| Task item |
Summarize the abstract on the Nairobi Stock Exchange in two sentences.

| Text under study |
╔══

Between settler colonialism and Kenyanisation. The Nairobi Stock Exchange in transition. 1954-1970  
Mariusz Lukasiewicz (Leipzig University)

Paper short abstract:

This paper investigates the genesis, organisation and operations of the Nairobi Stock Exchange (NSE) for the period 1954-1970.

Paper long abstract:

This paper investigates the genesis, organisation and operations of the Nairobi Stock Exchange (NSE) for the period 1954-1970. Given the relatively low and racially skewed levels of private sector development and savings mobilisation in colonial Kenya, this paper explores the question of whether there was an economic justification for the establishment of a capital market during the uncertain period of political and economic transition. The second objective is to explain how the development of Kenya’s capital market, centred around the NSE, can provide valuable insights into the composition of private capital in Kenya during and after the Mau Mau rebellion for independence from British colonial rule. Officially established on 1 July 1954, the NSE was a private initiative led by six brokerage companies to facilitate broader access to long-term capital for settler-colonial enterprise and the state’s growing need for development finance. Using the operations and regulation of the NSE as an analytical lens into the history and politics of Kenya’s capital market, this paper provides novel evidence on the participation of private capital and the architecture of the financial sector during the country’s violent decolonisation process. The early growth in volume and value of transactions on the NSE shows the dominance of European and Asian institutional investors in the trade in government stocks and debentures in an expanding pool of Kenyan industrial companies. The analysis of the NSE immediately after Uhuru in 1963 consider the effects of the government’s Kenyanisation policies on the participation of African capital and individual investors.

╚══

| Records supplied |
╔══

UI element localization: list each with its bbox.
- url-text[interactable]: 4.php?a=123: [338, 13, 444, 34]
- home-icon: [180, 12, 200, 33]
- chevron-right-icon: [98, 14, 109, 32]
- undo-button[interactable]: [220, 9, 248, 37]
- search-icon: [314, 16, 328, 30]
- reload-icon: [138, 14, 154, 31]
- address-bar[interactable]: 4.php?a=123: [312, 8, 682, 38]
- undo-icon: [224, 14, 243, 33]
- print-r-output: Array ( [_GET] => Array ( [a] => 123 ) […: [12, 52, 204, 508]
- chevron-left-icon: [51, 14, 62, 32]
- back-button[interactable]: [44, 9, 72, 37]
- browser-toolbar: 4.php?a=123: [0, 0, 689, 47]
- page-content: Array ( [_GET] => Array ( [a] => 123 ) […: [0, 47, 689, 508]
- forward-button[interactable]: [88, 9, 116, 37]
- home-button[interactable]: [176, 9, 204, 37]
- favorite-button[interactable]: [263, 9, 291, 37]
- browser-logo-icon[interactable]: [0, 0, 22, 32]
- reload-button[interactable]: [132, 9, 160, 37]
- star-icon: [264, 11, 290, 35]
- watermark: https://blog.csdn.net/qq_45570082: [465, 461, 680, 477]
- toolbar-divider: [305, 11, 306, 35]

╚══

| Response to this task |
The paper examines the genesis, organisation and operations of the Nairobi Stock Exchange from 1954 to 1970, asking whether a capital market was economically justified amid colonial Kenya's low and racially skewed private sector development and savings mobilisation, and what the market reveals about private capital during and after the Mau Mau rebellion. Founded on 1 July 1954 as a private initiative of six brokerage companies, the exchange was at first dominated by European and Asian institutional investors, and the paper considers how the government's Kenyanisation policies after Uhuru in 1963 affected the participation of African capital and individual investors.